** start of RECORDS SUPPLIED **
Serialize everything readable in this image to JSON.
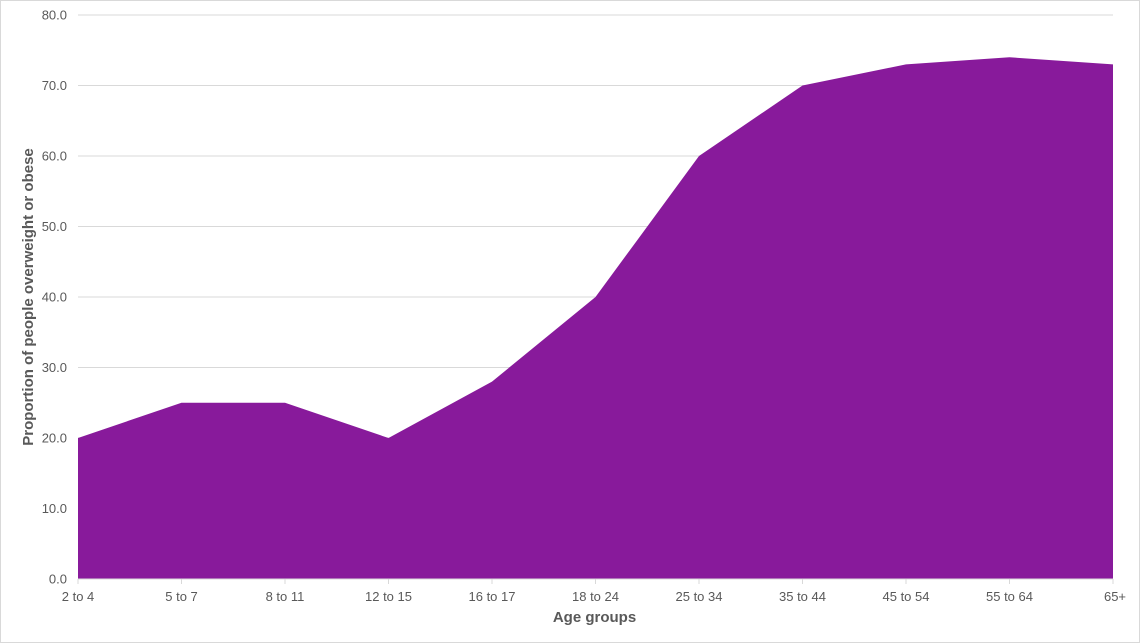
{
  "chart_data": {
    "type": "area",
    "title": "",
    "xlabel": "Age groups",
    "ylabel": "Proportion of people overweight or obese",
    "categories": [
      "2 to 4",
      "5 to 7",
      "8 to 11",
      "12 to 15",
      "16 to 17",
      "18 to 24",
      "25 to 34",
      "35 to 44",
      "45 to 54",
      "55 to 64",
      "65+"
    ],
    "values": [
      20,
      25,
      25,
      20,
      28,
      40,
      60,
      70,
      73,
      74,
      73
    ],
    "ylim": [
      0,
      80
    ],
    "yticks": [
      "0.0",
      "10.0",
      "20.0",
      "30.0",
      "40.0",
      "50.0",
      "60.0",
      "70.0",
      "80.0"
    ],
    "grid": true,
    "legend": "none",
    "colors": {
      "area": "#881A9B",
      "grid": "#D9D9D9",
      "text": "#595959"
    }
  }
}
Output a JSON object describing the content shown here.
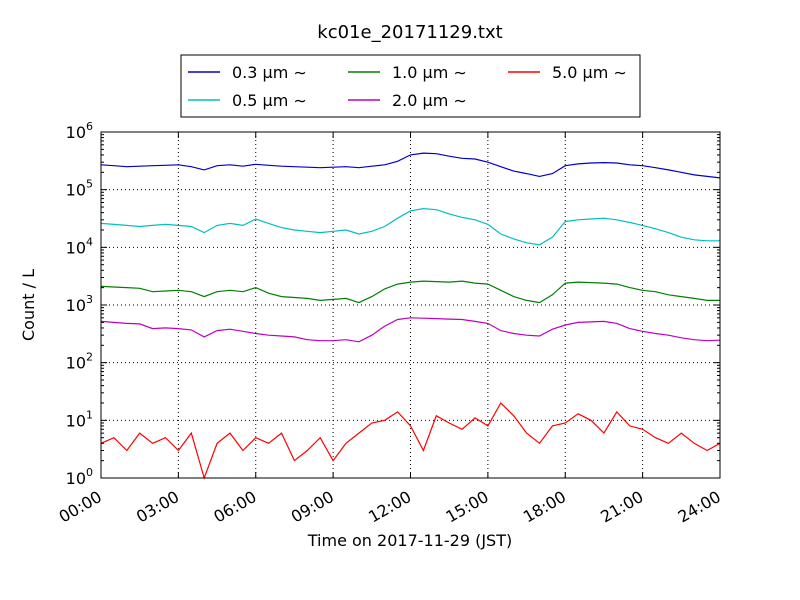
{
  "chart_data": {
    "type": "line",
    "title": "kc01e_20171129.txt",
    "xlabel": "Time on 2017-11-29 (JST)",
    "ylabel": "Count / L",
    "yscale": "log",
    "ylim": [
      1,
      1000000
    ],
    "xlim": [
      "00:00",
      "24:00"
    ],
    "grid": true,
    "legend_placement": "top-center",
    "x_ticks": [
      "00:00",
      "03:00",
      "06:00",
      "09:00",
      "12:00",
      "15:00",
      "18:00",
      "21:00",
      "24:00"
    ],
    "y_ticks": [
      {
        "base": "10",
        "exp": "0"
      },
      {
        "base": "10",
        "exp": "1"
      },
      {
        "base": "10",
        "exp": "2"
      },
      {
        "base": "10",
        "exp": "3"
      },
      {
        "base": "10",
        "exp": "4"
      },
      {
        "base": "10",
        "exp": "5"
      },
      {
        "base": "10",
        "exp": "6"
      }
    ],
    "x_hours": [
      0,
      0.5,
      1,
      1.5,
      2,
      2.5,
      3,
      3.5,
      4,
      4.5,
      5,
      5.5,
      6,
      6.5,
      7,
      7.5,
      8,
      8.5,
      9,
      9.5,
      10,
      10.5,
      11,
      11.5,
      12,
      12.5,
      13,
      13.5,
      14,
      14.5,
      15,
      15.5,
      16,
      16.5,
      17,
      17.5,
      18,
      18.5,
      19,
      19.5,
      20,
      20.5,
      21,
      21.5,
      22,
      22.5,
      23,
      23.5,
      24
    ],
    "series": [
      {
        "name": "0.3 μm ∼",
        "color": "#0000cc",
        "values": [
          270000,
          260000,
          250000,
          255000,
          260000,
          265000,
          270000,
          250000,
          220000,
          260000,
          270000,
          255000,
          275000,
          265000,
          255000,
          250000,
          245000,
          240000,
          245000,
          250000,
          240000,
          255000,
          270000,
          310000,
          400000,
          430000,
          420000,
          380000,
          350000,
          340000,
          300000,
          250000,
          210000,
          190000,
          170000,
          190000,
          260000,
          280000,
          290000,
          295000,
          290000,
          270000,
          260000,
          240000,
          220000,
          200000,
          180000,
          170000,
          160000
        ]
      },
      {
        "name": "0.5 μm ∼",
        "color": "#00bfbf",
        "values": [
          26000,
          25000,
          24000,
          23000,
          24000,
          25000,
          24000,
          23000,
          18000,
          24000,
          26000,
          24000,
          31000,
          26000,
          22000,
          20000,
          19000,
          18000,
          19000,
          20000,
          17000,
          19000,
          23000,
          32000,
          43000,
          47000,
          45000,
          38000,
          33000,
          30000,
          25000,
          17000,
          14000,
          12000,
          11000,
          15000,
          28000,
          30000,
          31000,
          32000,
          30000,
          27000,
          24000,
          21000,
          18000,
          15000,
          13500,
          13000,
          13000
        ]
      },
      {
        "name": "1.0 μm ∼",
        "color": "#008000",
        "values": [
          2100,
          2050,
          2000,
          1950,
          1700,
          1750,
          1800,
          1700,
          1400,
          1700,
          1800,
          1700,
          2000,
          1600,
          1400,
          1350,
          1300,
          1200,
          1250,
          1300,
          1100,
          1400,
          1900,
          2300,
          2500,
          2600,
          2550,
          2500,
          2600,
          2400,
          2300,
          1800,
          1400,
          1200,
          1100,
          1500,
          2400,
          2500,
          2450,
          2400,
          2300,
          2000,
          1800,
          1700,
          1500,
          1400,
          1300,
          1200,
          1200
        ]
      },
      {
        "name": "2.0 μm ∼",
        "color": "#bf00bf",
        "values": [
          520,
          500,
          480,
          470,
          390,
          400,
          390,
          370,
          280,
          360,
          380,
          350,
          320,
          300,
          290,
          280,
          250,
          240,
          240,
          250,
          230,
          300,
          430,
          560,
          600,
          590,
          580,
          570,
          560,
          520,
          480,
          360,
          320,
          300,
          290,
          380,
          450,
          500,
          510,
          520,
          480,
          390,
          350,
          320,
          300,
          270,
          250,
          240,
          245
        ]
      },
      {
        "name": "5.0 μm ∼",
        "color": "#ff0000",
        "values": [
          4,
          5,
          3,
          6,
          4,
          5,
          3,
          6,
          1,
          4,
          6,
          3,
          5,
          4,
          6,
          2,
          3,
          5,
          2,
          4,
          6,
          9,
          10,
          14,
          8,
          3,
          12,
          9,
          7,
          11,
          8,
          20,
          12,
          6,
          4,
          8,
          9,
          13,
          10,
          6,
          14,
          8,
          7,
          5,
          4,
          6,
          4,
          3,
          4
        ]
      }
    ]
  }
}
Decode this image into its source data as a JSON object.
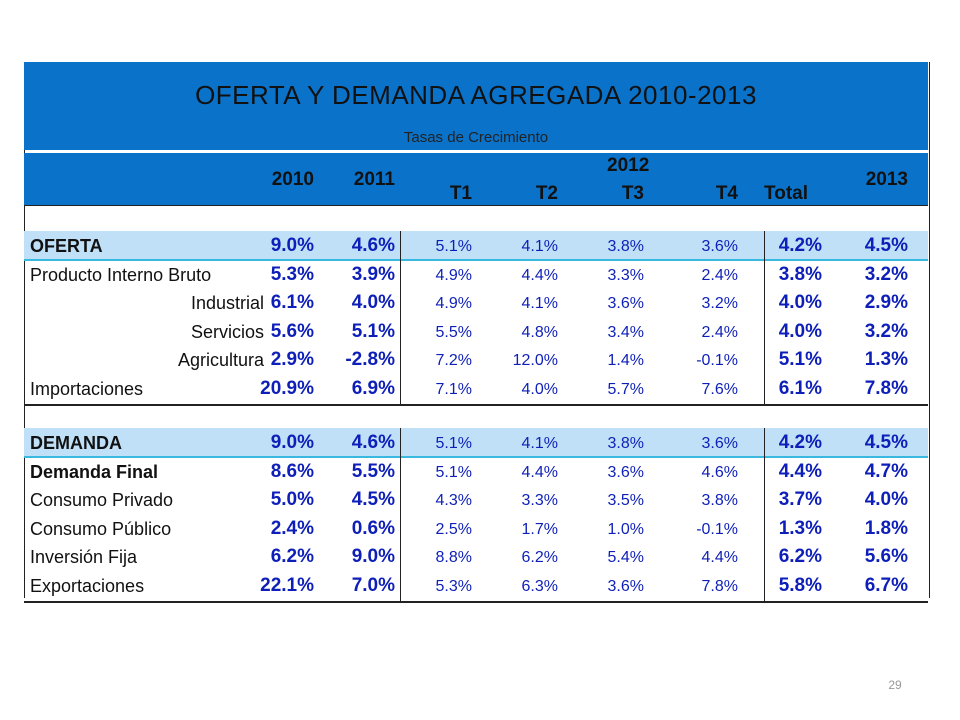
** end of RECORDS SUPPLIED **
*WRITTEN INSTRUCTION*
Count all lines of the data that include "object". The answer is the number alone.

*COMPLETE RESPONSE*
2